> _Exercise details_:
Check every line below for the word "Screw" and copy the ones that have it.
----------------------------------------
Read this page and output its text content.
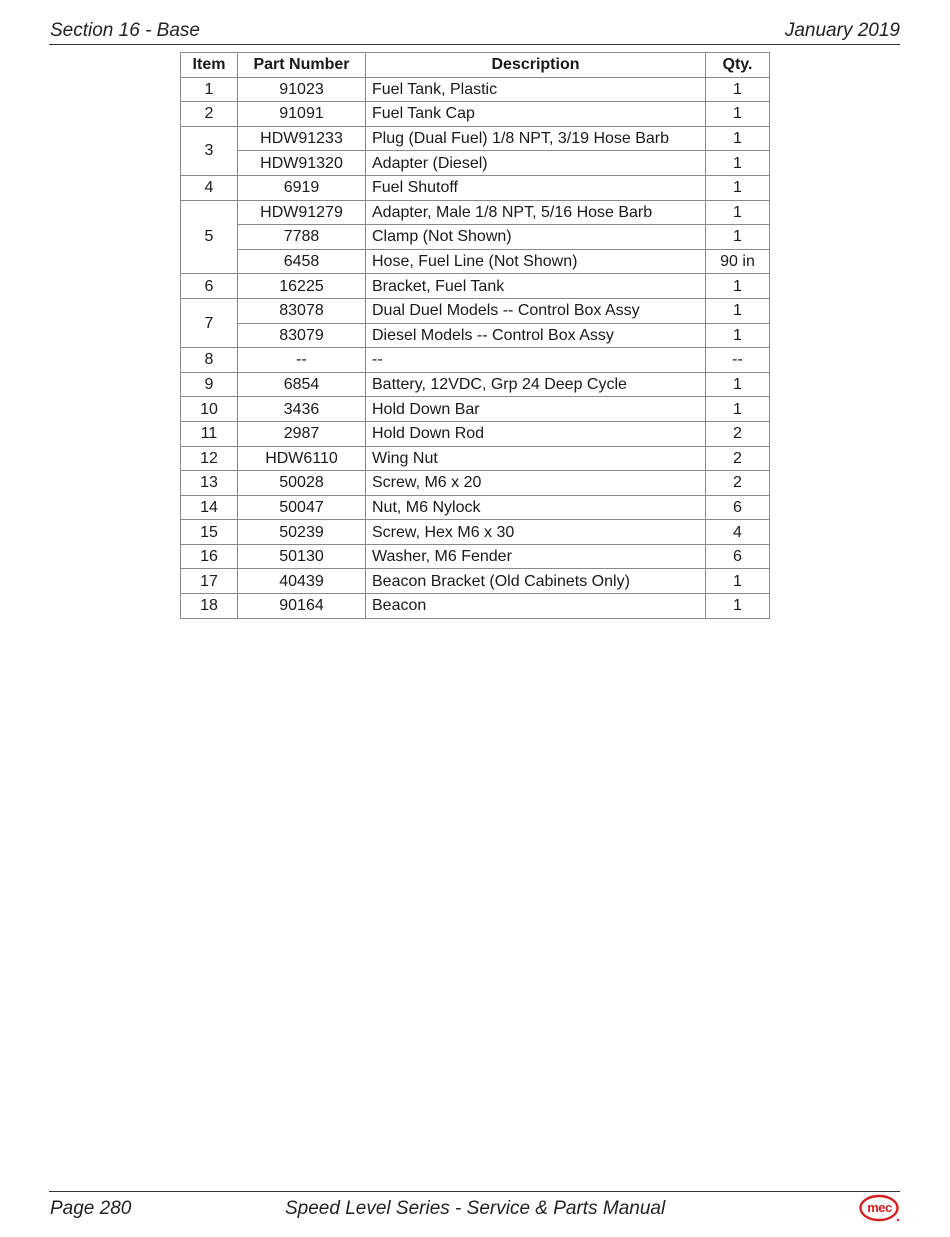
Section 16 - Base	January 2019
Item	Part Number	Description	Qty.
1	91023	Fuel Tank, Plastic	1
2	91091	Fuel Tank Cap	1
3	HDW91233	Plug (Dual Fuel) 1/8 NPT, 3/19 Hose Barb	1
	HDW91320	Adapter (Diesel)	1
4	6919	Fuel Shutoff	1
5	HDW91279	Adapter, Male 1/8 NPT, 5/16 Hose Barb	1
	7788	Clamp (Not Shown)	1
	6458	Hose, Fuel Line (Not Shown)	90 in
6	16225	Bracket, Fuel Tank	1
7	83078	Dual Duel Models -- Control Box Assy	1
	83079	Diesel Models -- Control Box Assy	1
8	--	--	--
9	6854	Battery, 12VDC, Grp 24 Deep Cycle	1
10	3436	Hold Down Bar	1
11	2987	Hold Down Rod	2
12	HDW6110	Wing Nut	2
13	50028	Screw, M6 x 20	2
14	50047	Nut, M6 Nylock	6
15	50239	Screw, Hex M6 x 30	4
16	50130	Washer, M6 Fender	6
17	40439	Beacon Bracket (Old Cabinets Only)	1
18	90164	Beacon	1
Page 280	Speed Level Series - Service & Parts Manual	mec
----------------------------------------
> _Solution for this exercise_:
13	50028	Screw, M6 x 20	2
15	50239	Screw, Hex M6 x 30	4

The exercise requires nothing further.